▶ _PAGE_:
Flaws or errors exist in almost very computer program and are generally referred to as software bugs. Software bugs can arise from incorrect design, coding, or assembly of computer programs. Following good practices in software design, coding, and testing reduces software bugs, but cannot eliminate them. When a software bug in a computer program is triggered during its execution, it may result into corruption of data or memory and cause the program to crash. Corruption of program memory is a vulnerability that can lead to exploits.


The design of modern computer systems permits the exploitation of software bugs to take control of the execution of a computer program and obtain unauthorized privileges, For example, a buffer overflow attack works by overwriting portions of an executing program's stack and heap memory locations with code provided by the attacker. Such an attack is feasible when the computer program does not validate input from the user before copying the buffer into memory.


Buffer overflow vulnerabilities are relatively easy, to introduce and have been exploited for many years. Due to the severe security implications of these exploits, several new methods have been introduced to prevent them. The most prevalent method is the use of canaries, that is, constant values inserted within critical sections of the program stack, the integrity of which can be confirmed during program execution, Another method, available in operating systems that support the No-eXecute (NX) bit, can prevent execution of code residing in certain areas of memory, for example, the stack, but it can also interfere with proper execution of some programs, such as those that decode their image on stack. While the use of the NX bit and canaries does prevent most buffer overflow attacks these techniques can be bypassed, and so do not constitute a complete solution.

▶ _ITEMS_:
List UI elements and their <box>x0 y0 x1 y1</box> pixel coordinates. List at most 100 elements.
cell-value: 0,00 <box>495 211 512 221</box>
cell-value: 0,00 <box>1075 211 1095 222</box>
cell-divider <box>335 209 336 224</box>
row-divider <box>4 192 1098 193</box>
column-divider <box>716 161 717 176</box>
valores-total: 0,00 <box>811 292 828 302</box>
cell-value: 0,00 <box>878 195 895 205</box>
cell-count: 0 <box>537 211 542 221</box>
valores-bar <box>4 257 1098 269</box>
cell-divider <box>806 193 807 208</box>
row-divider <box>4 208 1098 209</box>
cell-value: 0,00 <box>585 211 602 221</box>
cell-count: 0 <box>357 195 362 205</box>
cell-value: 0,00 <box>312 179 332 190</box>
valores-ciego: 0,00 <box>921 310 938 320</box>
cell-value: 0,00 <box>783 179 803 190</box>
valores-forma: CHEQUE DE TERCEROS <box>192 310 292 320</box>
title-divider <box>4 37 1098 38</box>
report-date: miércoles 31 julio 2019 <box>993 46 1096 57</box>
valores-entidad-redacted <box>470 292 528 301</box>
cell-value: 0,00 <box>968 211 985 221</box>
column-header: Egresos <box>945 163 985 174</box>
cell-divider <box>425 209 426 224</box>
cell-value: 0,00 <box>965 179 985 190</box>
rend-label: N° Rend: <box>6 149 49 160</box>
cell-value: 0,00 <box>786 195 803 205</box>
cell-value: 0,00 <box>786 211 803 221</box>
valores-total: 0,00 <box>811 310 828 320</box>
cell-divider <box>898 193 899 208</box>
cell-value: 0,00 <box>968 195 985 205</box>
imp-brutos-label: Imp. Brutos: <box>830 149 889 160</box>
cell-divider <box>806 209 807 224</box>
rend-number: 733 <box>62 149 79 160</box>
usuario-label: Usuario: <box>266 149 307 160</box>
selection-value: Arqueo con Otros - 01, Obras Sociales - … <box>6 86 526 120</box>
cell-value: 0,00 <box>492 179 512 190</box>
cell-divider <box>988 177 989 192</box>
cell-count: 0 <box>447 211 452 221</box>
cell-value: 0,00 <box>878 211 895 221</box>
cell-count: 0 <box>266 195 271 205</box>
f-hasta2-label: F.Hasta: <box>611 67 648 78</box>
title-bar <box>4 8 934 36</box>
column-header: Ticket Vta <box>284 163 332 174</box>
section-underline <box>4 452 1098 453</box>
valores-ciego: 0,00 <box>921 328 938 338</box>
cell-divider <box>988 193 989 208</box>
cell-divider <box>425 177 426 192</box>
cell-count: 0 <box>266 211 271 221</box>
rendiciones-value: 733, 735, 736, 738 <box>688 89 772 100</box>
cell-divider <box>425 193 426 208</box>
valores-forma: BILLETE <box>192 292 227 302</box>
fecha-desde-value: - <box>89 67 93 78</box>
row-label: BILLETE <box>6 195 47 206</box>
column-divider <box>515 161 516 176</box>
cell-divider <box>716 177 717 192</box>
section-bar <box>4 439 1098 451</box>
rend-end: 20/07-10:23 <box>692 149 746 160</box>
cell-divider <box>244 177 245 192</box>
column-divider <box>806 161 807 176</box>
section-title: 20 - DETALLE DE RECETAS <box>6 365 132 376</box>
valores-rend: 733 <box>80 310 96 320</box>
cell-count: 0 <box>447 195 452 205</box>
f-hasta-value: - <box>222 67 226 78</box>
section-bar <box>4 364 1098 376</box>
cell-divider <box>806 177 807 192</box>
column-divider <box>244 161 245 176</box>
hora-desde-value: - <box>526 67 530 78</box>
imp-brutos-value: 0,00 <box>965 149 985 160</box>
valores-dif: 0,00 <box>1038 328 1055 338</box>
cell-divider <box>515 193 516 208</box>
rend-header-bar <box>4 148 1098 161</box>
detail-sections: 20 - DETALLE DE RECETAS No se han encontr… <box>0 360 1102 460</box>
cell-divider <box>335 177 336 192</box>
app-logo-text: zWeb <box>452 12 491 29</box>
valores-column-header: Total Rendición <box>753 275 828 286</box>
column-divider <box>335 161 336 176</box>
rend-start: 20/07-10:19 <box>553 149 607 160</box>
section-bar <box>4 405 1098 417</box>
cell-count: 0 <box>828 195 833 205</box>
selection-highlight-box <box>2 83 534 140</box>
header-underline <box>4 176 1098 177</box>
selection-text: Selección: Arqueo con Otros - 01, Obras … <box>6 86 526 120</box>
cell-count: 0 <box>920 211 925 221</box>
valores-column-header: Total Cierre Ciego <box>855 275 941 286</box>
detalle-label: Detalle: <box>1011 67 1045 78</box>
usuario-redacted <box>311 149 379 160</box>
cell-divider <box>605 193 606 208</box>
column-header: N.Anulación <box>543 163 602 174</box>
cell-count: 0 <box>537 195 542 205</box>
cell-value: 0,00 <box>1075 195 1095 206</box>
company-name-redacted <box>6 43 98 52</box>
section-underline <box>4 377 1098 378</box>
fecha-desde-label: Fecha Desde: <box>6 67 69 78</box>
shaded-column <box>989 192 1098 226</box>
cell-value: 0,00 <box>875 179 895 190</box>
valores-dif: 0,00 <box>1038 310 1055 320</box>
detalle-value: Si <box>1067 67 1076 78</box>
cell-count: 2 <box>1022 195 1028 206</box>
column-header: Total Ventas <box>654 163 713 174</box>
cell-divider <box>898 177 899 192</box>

▶ _WHAT IS EXPECTED_: Do these statements agree with the passage on software bugs? For each, answer yes or no and quote the deciding words: 1. Good practices in software design, coding, and testing can eliminate software bugs. 2. A buffer overflow attack is feasible when a program does not validate user input before copying the buffer into memory. 3. Using the NX bit and canaries together is a complete solution to buffer overflow attacks.

▶ _FINISHED ANSWER_:
1. No: "reduces software bugs, but cannot eliminate them"
2. Yes: "Such an attack is feasible when the computer program does not validate input from the user before copying the buffer into memory."
3. No: "these techniques can be bypassed, and so do not constitute a complete solution"